Stored data entries:

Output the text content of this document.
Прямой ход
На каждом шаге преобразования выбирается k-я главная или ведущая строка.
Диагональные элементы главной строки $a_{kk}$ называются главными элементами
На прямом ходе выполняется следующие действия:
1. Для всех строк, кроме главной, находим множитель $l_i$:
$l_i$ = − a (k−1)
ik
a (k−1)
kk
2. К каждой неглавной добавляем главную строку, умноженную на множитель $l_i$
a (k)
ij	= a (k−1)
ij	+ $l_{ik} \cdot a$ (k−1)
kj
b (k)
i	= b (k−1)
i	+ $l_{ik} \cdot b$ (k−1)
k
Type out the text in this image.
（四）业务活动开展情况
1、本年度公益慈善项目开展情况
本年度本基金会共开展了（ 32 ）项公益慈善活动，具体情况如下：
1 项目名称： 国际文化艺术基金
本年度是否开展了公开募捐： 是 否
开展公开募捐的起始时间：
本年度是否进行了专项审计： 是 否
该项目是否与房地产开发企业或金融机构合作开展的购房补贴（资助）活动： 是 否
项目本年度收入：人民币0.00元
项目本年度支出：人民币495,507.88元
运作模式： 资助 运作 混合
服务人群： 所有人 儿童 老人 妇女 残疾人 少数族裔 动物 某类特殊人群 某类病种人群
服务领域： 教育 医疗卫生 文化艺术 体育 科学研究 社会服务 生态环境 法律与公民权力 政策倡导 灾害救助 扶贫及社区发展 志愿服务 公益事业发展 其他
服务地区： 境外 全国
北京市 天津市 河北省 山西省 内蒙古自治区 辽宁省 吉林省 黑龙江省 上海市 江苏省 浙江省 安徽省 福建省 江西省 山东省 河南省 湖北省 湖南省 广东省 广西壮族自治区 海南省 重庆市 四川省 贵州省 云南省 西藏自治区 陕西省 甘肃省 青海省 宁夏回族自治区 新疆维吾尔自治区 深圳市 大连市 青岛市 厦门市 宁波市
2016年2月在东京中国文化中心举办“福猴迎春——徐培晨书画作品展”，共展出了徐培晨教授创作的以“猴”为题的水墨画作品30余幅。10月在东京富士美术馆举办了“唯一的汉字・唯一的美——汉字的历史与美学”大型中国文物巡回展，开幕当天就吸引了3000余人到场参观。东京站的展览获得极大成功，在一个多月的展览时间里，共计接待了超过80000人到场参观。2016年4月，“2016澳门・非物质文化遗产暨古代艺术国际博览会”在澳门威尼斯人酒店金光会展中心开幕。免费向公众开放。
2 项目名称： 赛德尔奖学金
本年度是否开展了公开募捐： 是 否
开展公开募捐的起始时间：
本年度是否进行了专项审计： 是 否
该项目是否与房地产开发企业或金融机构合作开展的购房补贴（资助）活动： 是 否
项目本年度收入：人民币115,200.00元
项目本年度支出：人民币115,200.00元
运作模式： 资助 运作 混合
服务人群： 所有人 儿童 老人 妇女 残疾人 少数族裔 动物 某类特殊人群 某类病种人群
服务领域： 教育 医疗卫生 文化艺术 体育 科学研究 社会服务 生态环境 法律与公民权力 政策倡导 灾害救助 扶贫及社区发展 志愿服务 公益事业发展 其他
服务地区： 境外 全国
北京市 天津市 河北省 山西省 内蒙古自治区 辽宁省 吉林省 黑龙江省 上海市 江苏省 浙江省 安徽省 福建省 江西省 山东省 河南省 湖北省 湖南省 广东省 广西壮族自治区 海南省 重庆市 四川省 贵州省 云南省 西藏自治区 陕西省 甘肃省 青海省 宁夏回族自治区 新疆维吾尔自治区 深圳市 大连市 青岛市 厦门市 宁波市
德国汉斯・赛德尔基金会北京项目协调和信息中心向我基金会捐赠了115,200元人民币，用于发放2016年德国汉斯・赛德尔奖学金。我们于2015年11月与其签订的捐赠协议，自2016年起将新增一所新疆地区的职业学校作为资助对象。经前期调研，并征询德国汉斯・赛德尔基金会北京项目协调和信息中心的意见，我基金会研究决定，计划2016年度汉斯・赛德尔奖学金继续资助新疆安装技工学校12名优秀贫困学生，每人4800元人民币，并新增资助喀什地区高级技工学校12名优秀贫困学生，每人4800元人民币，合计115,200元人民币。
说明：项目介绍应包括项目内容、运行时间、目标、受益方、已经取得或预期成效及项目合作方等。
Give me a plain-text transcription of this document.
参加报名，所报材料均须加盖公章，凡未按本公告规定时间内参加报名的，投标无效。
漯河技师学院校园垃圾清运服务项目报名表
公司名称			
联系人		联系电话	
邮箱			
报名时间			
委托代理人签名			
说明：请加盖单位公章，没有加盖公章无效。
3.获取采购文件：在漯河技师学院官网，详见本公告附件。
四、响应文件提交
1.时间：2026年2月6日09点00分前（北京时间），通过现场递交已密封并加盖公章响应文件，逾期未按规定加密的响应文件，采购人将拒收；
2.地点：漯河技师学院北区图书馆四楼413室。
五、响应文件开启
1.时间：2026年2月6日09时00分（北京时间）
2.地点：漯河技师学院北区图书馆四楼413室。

> _Short exercise_: Please output every record, keeping each line exact.

> _Task response_:
Output the text content of this document.
Прямой ход
На каждом шаге преобразования выбирается k-я главная или ведущая строка.
Диагональные элементы главной строки $a_{kk}$ называются главными элементами
На прямом ходе выполняется следующие действия:
1. Для всех строк, кроме главной, находим множитель $l_i$:
$l_i$ = − a (k−1)
ik
a (k−1)
kk
2. К каждой неглавной добавляем главную строку, умноженную на множитель $l_i$
a (k)
ij	= a (k−1)
ij	+ $l_{ik} \cdot a$ (k−1)
kj
b (k)
i	= b (k−1)
i	+ $l_{ik} \cdot b$ (k−1)
k
Type out the text in this image.
（四）业务活动开展情况
1、本年度公益慈善项目开展情况
本年度本基金会共开展了（ 32 ）项公益慈善活动，具体情况如下：
1 项目名称： 国际文化艺术基金
本年度是否开展了公开募捐： 是 否
开展公开募捐的起始时间：
本年度是否进行了专项审计： 是 否
该项目是否与房地产开发企业或金融机构合作开展的购房补贴（资助）活动： 是 否
项目本年度收入：人民币0.00元
项目本年度支出：人民币495,507.88元
运作模式： 资助 运作 混合
服务人群： 所有人 儿童 老人 妇女 残疾人 少数族裔 动物 某类特殊人群 某类病种人群
服务领域： 教育 医疗卫生 文化艺术 体育 科学研究 社会服务 生态环境 法律与公民权力 政策倡导 灾害救助 扶贫及社区发展 志愿服务 公益事业发展 其他
服务地区： 境外 全国
北京市 天津市 河北省 山西省 内蒙古自治区 辽宁省 吉林省 黑龙江省 上海市 江苏省 浙江省 安徽省 福建省 江西省 山东省 河南省 湖北省 湖南省 广东省 广西壮族自治区 海南省 重庆市 四川省 贵州省 云南省 西藏自治区 陕西省 甘肃省 青海省 宁夏回族自治区 新疆维吾尔自治区 深圳市 大连市 青岛市 厦门市 宁波市
2016年2月在东京中国文化中心举办“福猴迎春——徐培晨书画作品展”，共展出了徐培晨教授创作的以“猴”为题的水墨画作品30余幅。10月在东京富士美术馆举办了“唯一的汉字・唯一的美——汉字的历史与美学”大型中国文物巡回展，开幕当天就吸引了3000余人到场参观。东京站的展览获得极大成功，在一个多月的展览时间里，共计接待了超过80000人到场参观。2016年4月，“2016澳门・非物质文化遗产暨古代艺术国际博览会”在澳门威尼斯人酒店金光会展中心开幕。免费向公众开放。
2 项目名称： 赛德尔奖学金
本年度是否开展了公开募捐： 是 否
开展公开募捐的起始时间：
本年度是否进行了专项审计： 是 否
该项目是否与房地产开发企业或金融机构合作开展的购房补贴（资助）活动： 是 否
项目本年度收入：人民币115,200.00元
项目本年度支出：人民币115,200.00元
运作模式： 资助 运作 混合
服务人群： 所有人 儿童 老人 妇女 残疾人 少数族裔 动物 某类特殊人群 某类病种人群
服务领域： 教育 医疗卫生 文化艺术 体育 科学研究 社会服务 生态环境 法律与公民权力 政策倡导 灾害救助 扶贫及社区发展 志愿服务 公益事业发展 其他
服务地区： 境外 全国
北京市 天津市 河北省 山西省 内蒙古自治区 辽宁省 吉林省 黑龙江省 上海市 江苏省 浙江省 安徽省 福建省 江西省 山东省 河南省 湖北省 湖南省 广东省 广西壮族自治区 海南省 重庆市 四川省 贵州省 云南省 西藏自治区 陕西省 甘肃省 青海省 宁夏回族自治区 新疆维吾尔自治区 深圳市 大连市 青岛市 厦门市 宁波市
德国汉斯・赛德尔基金会北京项目协调和信息中心向我基金会捐赠了115,200元人民币，用于发放2016年德国汉斯・赛德尔奖学金。我们于2015年11月与其签订的捐赠协议，自2016年起将新增一所新疆地区的职业学校作为资助对象。经前期调研，并征询德国汉斯・赛德尔基金会北京项目协调和信息中心的意见，我基金会研究决定，计划2016年度汉斯・赛德尔奖学金继续资助新疆安装技工学校12名优秀贫困学生，每人4800元人民币，并新增资助喀什地区高级技工学校12名优秀贫困学生，每人4800元人民币，合计115,200元人民币。
说明：项目介绍应包括项目内容、运行时间、目标、受益方、已经取得或预期成效及项目合作方等。
Give me a plain-text transcription of this document.
参加报名，所报材料均须加盖公章，凡未按本公告规定时间内参加报名的，投标无效。
漯河技师学院校园垃圾清运服务项目报名表
公司名称			
联系人		联系电话	
邮箱			
报名时间			
委托代理人签名			
说明：请加盖单位公章，没有加盖公章无效。
3.获取采购文件：在漯河技师学院官网，详见本公告附件。
四、响应文件提交
1.时间：2026年2月6日09点00分前（北京时间），通过现场递交已密封并加盖公章响应文件，逾期未按规定加密的响应文件，采购人将拒收；
2.地点：漯河技师学院北区图书馆四楼413室。
五、响应文件开启
1.时间：2026年2月6日09时00分（北京时间）
2.地点：漯河技师学院北区图书馆四楼413室。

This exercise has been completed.